## begin PROVIDED DATA

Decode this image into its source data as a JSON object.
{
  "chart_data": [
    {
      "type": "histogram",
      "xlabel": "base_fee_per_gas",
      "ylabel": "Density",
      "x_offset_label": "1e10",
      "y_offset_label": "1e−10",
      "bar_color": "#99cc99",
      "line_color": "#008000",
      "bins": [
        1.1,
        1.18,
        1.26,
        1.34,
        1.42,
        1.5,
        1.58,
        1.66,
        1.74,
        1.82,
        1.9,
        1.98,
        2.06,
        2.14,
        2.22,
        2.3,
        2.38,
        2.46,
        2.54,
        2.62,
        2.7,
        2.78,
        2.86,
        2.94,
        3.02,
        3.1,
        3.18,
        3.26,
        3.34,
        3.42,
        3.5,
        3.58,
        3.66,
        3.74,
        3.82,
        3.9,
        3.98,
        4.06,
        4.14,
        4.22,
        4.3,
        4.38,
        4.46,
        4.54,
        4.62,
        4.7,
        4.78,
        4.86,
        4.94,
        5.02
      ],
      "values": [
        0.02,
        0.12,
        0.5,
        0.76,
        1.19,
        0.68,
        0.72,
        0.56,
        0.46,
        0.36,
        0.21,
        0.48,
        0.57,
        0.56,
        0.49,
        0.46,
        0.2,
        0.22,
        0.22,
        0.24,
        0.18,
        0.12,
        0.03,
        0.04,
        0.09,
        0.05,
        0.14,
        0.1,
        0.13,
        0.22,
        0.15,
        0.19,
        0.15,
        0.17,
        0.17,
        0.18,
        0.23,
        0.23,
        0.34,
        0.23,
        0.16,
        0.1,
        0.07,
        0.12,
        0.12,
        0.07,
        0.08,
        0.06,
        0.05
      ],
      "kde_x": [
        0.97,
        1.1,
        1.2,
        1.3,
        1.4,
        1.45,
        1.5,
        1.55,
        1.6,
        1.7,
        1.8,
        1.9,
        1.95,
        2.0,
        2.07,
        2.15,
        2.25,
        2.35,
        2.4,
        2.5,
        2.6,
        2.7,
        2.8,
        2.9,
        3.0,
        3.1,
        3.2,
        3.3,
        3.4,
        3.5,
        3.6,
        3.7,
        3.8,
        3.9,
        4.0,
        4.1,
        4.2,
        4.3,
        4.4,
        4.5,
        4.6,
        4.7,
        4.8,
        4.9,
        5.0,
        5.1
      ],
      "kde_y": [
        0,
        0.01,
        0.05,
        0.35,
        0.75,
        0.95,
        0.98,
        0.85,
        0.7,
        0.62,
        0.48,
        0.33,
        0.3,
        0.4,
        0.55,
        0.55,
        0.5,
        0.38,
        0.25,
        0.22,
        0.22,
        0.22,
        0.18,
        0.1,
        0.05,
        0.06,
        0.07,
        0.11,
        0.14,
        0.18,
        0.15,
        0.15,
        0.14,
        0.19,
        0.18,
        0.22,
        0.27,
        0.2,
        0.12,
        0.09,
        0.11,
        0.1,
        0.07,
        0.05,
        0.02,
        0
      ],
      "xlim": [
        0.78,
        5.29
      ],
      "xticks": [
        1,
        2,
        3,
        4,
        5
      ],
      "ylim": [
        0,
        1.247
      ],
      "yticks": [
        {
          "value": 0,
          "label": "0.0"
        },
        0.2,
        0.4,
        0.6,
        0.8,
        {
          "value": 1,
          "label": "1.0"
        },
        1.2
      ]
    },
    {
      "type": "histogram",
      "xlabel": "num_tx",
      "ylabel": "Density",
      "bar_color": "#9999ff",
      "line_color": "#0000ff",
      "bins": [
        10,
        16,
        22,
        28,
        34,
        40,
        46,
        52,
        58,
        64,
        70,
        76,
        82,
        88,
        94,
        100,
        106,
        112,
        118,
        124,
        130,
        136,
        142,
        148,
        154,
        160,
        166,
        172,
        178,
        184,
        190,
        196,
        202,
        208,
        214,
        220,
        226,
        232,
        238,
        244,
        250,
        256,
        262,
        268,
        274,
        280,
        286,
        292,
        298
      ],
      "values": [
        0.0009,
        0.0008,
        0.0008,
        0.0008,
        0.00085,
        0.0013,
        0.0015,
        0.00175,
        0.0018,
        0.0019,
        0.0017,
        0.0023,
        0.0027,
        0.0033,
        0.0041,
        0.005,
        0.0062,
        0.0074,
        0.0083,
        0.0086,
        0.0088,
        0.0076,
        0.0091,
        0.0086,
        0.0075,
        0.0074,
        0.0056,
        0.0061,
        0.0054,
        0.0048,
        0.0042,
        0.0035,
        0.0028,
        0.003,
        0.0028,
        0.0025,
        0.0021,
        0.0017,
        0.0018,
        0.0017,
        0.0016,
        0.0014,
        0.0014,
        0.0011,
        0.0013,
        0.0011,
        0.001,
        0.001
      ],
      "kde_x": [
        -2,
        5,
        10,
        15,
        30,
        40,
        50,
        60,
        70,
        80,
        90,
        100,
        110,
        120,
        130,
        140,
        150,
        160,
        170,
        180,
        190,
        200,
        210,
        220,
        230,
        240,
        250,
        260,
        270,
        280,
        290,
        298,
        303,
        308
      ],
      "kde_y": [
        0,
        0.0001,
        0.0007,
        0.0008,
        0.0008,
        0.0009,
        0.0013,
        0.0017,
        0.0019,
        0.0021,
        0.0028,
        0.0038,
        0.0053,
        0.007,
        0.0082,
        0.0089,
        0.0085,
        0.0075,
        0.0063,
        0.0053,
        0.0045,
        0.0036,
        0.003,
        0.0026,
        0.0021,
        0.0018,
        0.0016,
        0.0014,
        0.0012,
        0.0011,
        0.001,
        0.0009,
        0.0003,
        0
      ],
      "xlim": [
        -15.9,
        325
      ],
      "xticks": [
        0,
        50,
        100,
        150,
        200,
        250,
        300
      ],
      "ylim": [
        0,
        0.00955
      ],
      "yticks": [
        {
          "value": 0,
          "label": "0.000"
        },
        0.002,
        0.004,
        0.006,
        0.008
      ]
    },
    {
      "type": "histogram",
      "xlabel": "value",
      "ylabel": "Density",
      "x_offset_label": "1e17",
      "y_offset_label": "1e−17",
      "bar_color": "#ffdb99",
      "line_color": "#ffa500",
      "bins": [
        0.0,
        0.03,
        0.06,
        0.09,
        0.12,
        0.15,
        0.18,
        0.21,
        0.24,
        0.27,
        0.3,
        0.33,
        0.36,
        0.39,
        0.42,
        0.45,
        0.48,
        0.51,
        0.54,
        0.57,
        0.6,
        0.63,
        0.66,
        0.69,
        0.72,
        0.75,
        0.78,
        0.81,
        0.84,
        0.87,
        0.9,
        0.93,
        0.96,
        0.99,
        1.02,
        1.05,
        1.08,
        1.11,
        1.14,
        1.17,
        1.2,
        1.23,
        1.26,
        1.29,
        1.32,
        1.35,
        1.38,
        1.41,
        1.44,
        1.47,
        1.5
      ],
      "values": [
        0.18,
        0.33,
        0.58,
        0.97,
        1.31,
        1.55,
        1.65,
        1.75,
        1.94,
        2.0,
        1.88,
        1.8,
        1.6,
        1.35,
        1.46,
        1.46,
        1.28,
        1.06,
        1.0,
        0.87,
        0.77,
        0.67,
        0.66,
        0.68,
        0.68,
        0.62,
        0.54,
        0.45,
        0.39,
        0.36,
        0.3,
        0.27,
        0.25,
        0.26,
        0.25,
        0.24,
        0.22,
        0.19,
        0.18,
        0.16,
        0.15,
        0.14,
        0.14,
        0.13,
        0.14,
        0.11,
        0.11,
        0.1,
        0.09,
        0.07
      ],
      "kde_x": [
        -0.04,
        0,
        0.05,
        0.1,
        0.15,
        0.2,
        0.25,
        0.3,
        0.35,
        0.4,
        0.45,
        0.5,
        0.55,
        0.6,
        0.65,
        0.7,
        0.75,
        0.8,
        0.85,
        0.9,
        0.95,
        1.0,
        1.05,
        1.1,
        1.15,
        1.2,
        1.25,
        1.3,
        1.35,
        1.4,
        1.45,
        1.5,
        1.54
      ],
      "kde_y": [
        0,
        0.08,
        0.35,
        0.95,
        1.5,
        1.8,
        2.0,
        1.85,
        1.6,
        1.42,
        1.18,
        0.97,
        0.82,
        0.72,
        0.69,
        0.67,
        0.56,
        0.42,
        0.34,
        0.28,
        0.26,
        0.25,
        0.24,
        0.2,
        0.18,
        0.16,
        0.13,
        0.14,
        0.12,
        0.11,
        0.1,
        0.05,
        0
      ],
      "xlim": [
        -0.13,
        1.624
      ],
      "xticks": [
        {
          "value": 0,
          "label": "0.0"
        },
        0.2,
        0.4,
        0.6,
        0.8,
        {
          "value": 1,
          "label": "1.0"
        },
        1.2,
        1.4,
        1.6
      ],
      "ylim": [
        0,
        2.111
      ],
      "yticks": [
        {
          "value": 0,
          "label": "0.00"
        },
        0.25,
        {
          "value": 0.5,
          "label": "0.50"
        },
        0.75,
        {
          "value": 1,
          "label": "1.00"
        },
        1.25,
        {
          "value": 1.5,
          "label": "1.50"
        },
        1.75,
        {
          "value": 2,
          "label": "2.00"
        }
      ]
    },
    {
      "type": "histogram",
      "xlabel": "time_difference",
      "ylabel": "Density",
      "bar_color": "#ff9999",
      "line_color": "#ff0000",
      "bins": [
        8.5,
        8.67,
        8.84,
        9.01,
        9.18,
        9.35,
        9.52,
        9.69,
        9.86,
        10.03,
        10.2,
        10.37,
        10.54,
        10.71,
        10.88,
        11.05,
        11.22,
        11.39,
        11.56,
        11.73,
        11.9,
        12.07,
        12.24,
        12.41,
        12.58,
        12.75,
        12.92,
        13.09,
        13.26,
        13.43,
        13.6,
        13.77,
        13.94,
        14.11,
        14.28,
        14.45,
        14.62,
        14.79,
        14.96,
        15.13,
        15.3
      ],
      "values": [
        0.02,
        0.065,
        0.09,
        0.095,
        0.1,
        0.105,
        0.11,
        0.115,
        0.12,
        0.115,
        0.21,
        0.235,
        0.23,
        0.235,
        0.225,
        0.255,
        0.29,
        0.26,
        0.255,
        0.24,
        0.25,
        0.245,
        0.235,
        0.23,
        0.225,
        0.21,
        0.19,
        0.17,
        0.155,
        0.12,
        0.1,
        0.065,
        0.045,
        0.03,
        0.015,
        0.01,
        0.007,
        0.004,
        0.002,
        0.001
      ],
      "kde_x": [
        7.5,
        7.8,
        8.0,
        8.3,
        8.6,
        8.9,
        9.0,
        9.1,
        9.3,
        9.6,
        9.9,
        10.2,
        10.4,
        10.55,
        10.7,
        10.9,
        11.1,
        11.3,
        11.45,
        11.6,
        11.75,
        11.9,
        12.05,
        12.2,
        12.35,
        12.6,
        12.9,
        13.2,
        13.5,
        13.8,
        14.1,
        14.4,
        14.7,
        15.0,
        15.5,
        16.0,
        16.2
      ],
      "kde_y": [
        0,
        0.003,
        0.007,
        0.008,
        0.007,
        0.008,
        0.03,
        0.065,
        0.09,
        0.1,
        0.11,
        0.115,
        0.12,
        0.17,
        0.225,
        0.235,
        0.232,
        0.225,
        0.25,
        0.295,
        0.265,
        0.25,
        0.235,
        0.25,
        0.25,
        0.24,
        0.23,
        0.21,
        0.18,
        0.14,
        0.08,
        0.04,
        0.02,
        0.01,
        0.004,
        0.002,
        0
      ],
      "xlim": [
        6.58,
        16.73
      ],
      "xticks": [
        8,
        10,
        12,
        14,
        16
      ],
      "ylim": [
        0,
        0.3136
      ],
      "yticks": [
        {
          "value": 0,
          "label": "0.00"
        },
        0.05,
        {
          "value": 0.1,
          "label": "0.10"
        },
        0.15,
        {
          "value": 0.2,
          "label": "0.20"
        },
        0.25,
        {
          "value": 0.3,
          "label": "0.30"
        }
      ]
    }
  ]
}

## end PROVIDED DATA

» **EXERCISE OBJECTIVE**:
Check each line of the records above for "xlabel", and copy those that have it.

» **THE COMPLETED TASK**:
      "xlabel": "base_fee_per_gas",
      "xlabel": "num_tx",
      "xlabel": "value",
      "xlabel": "time_difference",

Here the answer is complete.